* Data provided *
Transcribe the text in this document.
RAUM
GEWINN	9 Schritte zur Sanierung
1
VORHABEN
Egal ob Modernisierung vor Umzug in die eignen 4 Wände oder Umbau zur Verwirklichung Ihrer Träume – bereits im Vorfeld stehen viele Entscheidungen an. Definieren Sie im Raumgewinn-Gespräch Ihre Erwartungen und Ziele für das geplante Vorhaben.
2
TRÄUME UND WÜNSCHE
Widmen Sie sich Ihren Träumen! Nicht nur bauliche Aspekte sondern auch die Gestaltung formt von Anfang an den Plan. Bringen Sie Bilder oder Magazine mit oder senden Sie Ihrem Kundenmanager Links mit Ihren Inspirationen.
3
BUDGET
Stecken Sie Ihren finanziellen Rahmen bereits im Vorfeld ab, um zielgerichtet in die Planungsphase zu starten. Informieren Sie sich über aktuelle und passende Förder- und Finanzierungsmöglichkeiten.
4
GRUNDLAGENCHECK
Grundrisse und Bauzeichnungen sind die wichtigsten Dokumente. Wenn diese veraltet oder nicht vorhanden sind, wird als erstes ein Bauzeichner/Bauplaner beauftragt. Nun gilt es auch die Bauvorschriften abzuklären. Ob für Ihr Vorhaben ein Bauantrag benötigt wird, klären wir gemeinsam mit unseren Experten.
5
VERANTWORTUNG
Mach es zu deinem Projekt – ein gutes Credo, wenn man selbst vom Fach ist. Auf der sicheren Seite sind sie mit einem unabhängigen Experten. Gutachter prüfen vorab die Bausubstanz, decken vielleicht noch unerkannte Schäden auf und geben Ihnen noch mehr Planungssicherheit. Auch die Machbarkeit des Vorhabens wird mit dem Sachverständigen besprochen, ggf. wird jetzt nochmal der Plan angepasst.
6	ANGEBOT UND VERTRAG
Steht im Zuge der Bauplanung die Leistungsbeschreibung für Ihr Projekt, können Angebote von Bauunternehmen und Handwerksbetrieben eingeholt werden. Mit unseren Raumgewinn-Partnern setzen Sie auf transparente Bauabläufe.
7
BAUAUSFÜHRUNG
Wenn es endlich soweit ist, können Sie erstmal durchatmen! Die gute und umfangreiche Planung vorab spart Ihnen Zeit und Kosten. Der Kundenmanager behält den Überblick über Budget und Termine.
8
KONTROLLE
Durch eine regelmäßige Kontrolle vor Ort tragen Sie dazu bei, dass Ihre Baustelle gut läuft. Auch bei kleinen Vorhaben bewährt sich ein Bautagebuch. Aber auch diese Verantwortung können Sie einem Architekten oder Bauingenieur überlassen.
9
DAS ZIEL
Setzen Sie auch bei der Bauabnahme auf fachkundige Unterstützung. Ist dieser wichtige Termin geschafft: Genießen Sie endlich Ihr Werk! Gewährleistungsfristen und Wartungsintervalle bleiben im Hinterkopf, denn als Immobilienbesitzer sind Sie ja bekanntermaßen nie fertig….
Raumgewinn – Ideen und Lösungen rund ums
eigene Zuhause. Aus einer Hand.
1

* What to work on *
Write out the entries above word for word.

* Problem solution *
Transcribe the text in this document.
RAUM
GEWINN	9 Schritte zur Sanierung
1
VORHABEN
Egal ob Modernisierung vor Umzug in die eignen 4 Wände oder Umbau zur Verwirklichung Ihrer Träume – bereits im Vorfeld stehen viele Entscheidungen an. Definieren Sie im Raumgewinn-Gespräch Ihre Erwartungen und Ziele für das geplante Vorhaben.
2
TRÄUME UND WÜNSCHE
Widmen Sie sich Ihren Träumen! Nicht nur bauliche Aspekte sondern auch die Gestaltung formt von Anfang an den Plan. Bringen Sie Bilder oder Magazine mit oder senden Sie Ihrem Kundenmanager Links mit Ihren Inspirationen.
3
BUDGET
Stecken Sie Ihren finanziellen Rahmen bereits im Vorfeld ab, um zielgerichtet in die Planungsphase zu starten. Informieren Sie sich über aktuelle und passende Förder- und Finanzierungsmöglichkeiten.
4
GRUNDLAGENCHECK
Grundrisse und Bauzeichnungen sind die wichtigsten Dokumente. Wenn diese veraltet oder nicht vorhanden sind, wird als erstes ein Bauzeichner/Bauplaner beauftragt. Nun gilt es auch die Bauvorschriften abzuklären. Ob für Ihr Vorhaben ein Bauantrag benötigt wird, klären wir gemeinsam mit unseren Experten.
5
VERANTWORTUNG
Mach es zu deinem Projekt – ein gutes Credo, wenn man selbst vom Fach ist. Auf der sicheren Seite sind sie mit einem unabhängigen Experten. Gutachter prüfen vorab die Bausubstanz, decken vielleicht noch unerkannte Schäden auf und geben Ihnen noch mehr Planungssicherheit. Auch die Machbarkeit des Vorhabens wird mit dem Sachverständigen besprochen, ggf. wird jetzt nochmal der Plan angepasst.
6	ANGEBOT UND VERTRAG
Steht im Zuge der Bauplanung die Leistungsbeschreibung für Ihr Projekt, können Angebote von Bauunternehmen und Handwerksbetrieben eingeholt werden. Mit unseren Raumgewinn-Partnern setzen Sie auf transparente Bauabläufe.
7
BAUAUSFÜHRUNG
Wenn es endlich soweit ist, können Sie erstmal durchatmen! Die gute und umfangreiche Planung vorab spart Ihnen Zeit und Kosten. Der Kundenmanager behält den Überblick über Budget und Termine.
8
KONTROLLE
Durch eine regelmäßige Kontrolle vor Ort tragen Sie dazu bei, dass Ihre Baustelle gut läuft. Auch bei kleinen Vorhaben bewährt sich ein Bautagebuch. Aber auch diese Verantwortung können Sie einem Architekten oder Bauingenieur überlassen.
9
DAS ZIEL
Setzen Sie auch bei der Bauabnahme auf fachkundige Unterstützung. Ist dieser wichtige Termin geschafft: Genießen Sie endlich Ihr Werk! Gewährleistungsfristen und Wartungsintervalle bleiben im Hinterkopf, denn als Immobilienbesitzer sind Sie ja bekanntermaßen nie fertig….
Raumgewinn – Ideen und Lösungen rund ums
eigene Zuhause. Aus einer Hand.
1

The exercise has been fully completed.